Set task: Scan the lines below; pull out those with "JSON".

— START OF Given information —

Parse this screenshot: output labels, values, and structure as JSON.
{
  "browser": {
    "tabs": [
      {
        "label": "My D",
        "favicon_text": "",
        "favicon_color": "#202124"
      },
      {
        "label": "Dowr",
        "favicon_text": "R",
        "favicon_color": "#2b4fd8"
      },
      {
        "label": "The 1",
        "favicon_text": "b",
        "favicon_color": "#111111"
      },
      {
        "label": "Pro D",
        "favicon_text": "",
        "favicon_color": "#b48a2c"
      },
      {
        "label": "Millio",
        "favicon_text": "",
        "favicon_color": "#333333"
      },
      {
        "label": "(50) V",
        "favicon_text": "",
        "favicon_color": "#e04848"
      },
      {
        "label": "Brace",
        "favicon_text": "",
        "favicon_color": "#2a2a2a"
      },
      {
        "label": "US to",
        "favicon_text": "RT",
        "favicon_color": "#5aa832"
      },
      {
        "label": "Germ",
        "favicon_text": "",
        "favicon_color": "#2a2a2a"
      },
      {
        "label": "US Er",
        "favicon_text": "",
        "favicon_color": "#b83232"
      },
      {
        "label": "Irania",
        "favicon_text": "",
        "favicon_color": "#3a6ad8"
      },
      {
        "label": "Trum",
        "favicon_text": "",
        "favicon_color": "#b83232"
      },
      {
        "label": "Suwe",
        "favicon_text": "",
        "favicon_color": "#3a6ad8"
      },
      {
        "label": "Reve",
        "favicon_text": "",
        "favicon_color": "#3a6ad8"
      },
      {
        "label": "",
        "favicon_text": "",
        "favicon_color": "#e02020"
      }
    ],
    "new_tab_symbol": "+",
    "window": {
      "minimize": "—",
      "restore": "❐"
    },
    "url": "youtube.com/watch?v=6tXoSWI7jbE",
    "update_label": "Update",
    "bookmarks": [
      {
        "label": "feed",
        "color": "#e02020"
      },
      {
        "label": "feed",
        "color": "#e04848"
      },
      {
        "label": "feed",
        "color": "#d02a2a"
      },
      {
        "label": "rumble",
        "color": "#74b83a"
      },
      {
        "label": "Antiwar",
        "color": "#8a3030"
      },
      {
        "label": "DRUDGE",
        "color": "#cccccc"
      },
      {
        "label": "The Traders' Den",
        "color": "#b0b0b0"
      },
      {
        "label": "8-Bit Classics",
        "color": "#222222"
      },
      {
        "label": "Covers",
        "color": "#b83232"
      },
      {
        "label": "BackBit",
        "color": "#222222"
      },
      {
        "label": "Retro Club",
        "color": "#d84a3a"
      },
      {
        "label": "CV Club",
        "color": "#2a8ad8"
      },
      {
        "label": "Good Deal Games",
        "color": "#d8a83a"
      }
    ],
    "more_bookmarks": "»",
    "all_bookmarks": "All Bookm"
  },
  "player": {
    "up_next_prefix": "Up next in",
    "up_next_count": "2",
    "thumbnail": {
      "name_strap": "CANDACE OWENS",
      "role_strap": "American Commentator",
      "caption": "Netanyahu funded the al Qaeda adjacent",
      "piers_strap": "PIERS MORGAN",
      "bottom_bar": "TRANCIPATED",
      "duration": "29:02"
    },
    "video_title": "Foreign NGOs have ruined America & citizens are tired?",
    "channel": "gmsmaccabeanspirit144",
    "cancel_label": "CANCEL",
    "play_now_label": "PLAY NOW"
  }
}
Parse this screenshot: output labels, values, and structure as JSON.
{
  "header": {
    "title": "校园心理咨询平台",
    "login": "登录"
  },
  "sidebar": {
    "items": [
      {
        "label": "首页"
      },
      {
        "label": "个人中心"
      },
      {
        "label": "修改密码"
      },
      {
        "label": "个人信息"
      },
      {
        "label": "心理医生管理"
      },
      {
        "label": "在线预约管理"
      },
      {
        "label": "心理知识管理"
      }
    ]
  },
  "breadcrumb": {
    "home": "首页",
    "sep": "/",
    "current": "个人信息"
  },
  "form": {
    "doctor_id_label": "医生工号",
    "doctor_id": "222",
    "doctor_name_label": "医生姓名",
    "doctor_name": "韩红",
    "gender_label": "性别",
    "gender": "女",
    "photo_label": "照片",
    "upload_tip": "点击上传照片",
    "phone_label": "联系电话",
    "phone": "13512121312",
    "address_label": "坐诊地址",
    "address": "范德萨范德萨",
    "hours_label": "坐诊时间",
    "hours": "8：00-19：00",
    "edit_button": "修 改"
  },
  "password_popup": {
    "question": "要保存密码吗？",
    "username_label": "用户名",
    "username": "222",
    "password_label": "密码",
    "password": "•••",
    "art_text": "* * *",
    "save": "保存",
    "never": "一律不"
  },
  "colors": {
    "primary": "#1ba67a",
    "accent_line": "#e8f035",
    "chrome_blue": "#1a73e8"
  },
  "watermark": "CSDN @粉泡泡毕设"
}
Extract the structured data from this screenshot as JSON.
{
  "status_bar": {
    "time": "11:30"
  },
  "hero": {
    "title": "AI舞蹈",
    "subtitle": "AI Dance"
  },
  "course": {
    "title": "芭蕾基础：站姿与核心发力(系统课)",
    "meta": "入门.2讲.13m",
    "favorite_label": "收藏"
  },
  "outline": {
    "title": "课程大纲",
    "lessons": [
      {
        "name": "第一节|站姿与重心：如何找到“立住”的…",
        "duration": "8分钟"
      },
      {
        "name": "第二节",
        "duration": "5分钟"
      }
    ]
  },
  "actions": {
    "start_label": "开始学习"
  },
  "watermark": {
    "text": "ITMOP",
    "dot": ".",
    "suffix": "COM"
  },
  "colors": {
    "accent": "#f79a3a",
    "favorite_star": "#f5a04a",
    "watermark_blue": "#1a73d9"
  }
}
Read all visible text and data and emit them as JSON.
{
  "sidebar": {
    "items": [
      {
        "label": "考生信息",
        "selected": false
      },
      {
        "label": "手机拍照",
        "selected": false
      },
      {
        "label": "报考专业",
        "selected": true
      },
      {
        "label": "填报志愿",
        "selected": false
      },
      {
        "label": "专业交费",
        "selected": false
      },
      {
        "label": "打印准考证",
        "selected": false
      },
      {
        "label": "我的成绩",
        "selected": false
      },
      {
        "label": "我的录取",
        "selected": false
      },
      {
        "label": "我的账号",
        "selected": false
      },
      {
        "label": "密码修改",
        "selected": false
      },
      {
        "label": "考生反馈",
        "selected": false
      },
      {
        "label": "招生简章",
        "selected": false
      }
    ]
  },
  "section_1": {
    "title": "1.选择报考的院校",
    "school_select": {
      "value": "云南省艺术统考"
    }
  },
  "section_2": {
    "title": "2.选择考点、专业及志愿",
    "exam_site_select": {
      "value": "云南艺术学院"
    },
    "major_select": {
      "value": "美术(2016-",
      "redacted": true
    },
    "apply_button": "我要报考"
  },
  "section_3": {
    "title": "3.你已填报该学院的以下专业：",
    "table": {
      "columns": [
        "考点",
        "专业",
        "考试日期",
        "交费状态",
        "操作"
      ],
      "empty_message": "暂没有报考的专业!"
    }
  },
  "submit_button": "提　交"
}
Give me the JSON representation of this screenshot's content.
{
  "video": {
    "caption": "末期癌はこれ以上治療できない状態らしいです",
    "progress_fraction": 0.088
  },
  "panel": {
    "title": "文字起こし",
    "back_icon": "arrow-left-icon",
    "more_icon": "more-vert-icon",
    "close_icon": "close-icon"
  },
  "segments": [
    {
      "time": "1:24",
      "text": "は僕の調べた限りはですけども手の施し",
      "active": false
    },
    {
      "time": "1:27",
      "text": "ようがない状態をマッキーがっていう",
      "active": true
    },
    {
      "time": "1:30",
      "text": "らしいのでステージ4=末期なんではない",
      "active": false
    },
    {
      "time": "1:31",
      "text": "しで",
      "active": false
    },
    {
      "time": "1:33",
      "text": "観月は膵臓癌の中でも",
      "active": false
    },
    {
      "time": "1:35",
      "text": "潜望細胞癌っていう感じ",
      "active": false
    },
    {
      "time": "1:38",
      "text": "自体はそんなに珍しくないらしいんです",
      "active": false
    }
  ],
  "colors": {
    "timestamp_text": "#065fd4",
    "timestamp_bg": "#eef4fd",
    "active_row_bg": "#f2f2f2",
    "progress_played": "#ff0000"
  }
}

— END OF Given information —

Expected output:
Parse this screenshot: output labels, values, and structure as JSON.
Parse this screenshot: output labels, values, and structure as JSON.
Extract the structured data from this screenshot as JSON.
Read all visible text and data and emit them as JSON.
Give me the JSON representation of this screenshot's content.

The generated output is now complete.